> _Challenge_:
Which lines include the word "Melon"? Copy each of them.

> _Material_:
^^^^^^^^^^^^^^^^

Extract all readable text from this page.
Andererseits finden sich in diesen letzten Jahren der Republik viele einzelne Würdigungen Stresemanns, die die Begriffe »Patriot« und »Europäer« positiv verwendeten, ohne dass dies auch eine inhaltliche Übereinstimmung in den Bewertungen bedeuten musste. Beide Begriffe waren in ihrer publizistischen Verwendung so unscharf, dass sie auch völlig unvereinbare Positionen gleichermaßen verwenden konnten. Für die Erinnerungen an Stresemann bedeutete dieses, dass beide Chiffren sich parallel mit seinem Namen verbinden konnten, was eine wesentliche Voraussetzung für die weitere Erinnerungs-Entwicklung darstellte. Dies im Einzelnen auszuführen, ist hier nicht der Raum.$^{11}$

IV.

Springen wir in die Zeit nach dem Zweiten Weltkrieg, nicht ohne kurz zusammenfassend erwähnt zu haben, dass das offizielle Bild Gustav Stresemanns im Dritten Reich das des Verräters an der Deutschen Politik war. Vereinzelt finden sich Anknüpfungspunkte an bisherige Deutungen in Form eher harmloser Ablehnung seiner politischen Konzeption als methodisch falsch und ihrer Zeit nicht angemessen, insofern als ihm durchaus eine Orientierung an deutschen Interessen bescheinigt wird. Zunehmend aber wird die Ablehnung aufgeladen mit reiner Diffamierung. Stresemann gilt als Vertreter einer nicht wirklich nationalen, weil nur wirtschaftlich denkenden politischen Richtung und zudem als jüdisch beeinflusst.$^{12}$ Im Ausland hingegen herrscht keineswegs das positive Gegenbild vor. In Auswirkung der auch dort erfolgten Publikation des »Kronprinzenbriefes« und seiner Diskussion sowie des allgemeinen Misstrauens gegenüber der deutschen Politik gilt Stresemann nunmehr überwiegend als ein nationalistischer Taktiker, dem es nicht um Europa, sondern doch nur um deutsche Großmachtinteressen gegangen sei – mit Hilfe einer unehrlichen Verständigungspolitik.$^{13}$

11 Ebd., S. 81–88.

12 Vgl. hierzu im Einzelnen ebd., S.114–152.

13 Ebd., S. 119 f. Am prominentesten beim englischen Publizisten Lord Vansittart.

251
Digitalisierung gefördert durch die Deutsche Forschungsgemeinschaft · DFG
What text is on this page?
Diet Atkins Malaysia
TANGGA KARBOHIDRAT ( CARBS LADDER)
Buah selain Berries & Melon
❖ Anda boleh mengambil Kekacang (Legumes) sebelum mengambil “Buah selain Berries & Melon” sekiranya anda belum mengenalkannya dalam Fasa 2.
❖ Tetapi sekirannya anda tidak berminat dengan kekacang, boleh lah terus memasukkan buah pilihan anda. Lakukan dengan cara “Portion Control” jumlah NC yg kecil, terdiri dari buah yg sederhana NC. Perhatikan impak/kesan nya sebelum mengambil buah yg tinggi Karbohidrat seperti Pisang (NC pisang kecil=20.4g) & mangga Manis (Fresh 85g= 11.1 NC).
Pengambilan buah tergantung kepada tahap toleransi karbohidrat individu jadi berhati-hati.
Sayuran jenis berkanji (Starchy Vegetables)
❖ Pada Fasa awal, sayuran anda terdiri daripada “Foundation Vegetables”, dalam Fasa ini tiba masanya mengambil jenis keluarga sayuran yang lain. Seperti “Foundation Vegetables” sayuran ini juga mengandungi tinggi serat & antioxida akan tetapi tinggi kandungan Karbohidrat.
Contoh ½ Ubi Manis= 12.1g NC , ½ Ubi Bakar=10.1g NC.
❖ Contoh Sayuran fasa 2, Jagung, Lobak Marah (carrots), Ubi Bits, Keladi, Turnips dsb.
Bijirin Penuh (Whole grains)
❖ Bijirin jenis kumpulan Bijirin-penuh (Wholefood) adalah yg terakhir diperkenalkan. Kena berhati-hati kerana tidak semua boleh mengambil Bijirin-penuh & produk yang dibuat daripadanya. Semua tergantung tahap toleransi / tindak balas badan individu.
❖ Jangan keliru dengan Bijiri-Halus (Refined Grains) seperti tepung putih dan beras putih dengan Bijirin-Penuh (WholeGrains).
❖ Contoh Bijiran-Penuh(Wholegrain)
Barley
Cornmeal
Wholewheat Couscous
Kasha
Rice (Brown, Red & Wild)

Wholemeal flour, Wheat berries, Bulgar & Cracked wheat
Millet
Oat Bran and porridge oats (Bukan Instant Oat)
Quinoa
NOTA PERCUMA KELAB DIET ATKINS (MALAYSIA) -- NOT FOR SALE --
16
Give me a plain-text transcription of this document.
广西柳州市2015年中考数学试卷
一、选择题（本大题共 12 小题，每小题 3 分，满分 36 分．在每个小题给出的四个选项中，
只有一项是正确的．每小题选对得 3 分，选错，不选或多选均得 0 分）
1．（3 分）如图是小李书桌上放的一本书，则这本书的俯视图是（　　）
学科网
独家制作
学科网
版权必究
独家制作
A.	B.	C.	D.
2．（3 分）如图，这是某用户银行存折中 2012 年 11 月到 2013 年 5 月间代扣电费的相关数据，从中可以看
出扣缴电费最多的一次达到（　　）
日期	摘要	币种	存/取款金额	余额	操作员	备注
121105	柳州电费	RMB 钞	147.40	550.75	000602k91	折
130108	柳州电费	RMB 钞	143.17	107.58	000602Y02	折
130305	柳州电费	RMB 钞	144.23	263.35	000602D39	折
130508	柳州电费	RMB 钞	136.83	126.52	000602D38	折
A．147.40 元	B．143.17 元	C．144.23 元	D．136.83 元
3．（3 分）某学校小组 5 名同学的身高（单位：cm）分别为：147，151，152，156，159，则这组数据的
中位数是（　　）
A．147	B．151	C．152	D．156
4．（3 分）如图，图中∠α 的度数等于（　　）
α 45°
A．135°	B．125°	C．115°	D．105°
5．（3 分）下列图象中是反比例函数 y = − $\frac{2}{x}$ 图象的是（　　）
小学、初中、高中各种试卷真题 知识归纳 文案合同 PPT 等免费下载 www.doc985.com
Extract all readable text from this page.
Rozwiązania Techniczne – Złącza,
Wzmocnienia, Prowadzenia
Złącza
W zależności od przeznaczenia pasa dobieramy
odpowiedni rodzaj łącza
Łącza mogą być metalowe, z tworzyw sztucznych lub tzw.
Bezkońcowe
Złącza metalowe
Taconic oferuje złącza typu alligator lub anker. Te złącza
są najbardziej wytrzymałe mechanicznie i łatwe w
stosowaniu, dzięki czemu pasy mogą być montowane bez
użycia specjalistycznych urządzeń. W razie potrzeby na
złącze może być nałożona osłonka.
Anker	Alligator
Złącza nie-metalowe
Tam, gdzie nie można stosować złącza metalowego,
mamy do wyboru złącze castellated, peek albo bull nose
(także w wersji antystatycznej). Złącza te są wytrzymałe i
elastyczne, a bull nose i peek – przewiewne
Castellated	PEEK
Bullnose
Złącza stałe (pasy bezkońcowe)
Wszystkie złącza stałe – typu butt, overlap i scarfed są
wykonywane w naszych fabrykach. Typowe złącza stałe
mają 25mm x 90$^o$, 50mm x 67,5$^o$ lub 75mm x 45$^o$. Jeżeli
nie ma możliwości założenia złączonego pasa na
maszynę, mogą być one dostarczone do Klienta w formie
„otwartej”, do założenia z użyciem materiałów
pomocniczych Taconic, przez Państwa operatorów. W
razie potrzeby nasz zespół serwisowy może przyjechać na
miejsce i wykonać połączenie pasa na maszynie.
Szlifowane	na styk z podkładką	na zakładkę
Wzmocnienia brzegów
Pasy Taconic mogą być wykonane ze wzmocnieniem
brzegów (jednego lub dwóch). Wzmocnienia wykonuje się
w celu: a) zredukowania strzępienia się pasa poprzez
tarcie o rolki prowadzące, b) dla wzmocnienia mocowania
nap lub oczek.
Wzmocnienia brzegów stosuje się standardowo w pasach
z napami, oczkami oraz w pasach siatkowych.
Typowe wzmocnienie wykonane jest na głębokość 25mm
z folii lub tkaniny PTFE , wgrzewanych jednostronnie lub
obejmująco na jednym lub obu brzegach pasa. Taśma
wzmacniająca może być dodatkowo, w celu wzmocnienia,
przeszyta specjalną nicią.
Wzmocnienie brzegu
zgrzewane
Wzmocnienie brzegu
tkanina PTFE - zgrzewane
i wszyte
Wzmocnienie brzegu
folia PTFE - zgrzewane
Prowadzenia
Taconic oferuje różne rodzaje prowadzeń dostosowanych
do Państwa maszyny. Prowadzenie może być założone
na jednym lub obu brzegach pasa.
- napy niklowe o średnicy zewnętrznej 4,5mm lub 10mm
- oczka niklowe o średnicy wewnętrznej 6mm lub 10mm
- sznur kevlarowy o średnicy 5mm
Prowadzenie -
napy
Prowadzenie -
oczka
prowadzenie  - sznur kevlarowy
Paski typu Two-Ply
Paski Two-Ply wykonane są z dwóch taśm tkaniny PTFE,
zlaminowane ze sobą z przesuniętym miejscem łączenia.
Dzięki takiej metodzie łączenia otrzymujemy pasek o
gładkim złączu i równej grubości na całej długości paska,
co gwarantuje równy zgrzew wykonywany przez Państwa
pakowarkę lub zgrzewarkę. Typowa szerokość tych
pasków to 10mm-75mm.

^^^^^^^^^^^^^^^^

> _Written response_:
Buah selain Berries & Melon
❖ Anda boleh mengambil Kekacang (Legumes) sebelum mengambil “Buah selain Berries & Melon” sekiranya anda belum mengenalkannya dalam Fasa 2.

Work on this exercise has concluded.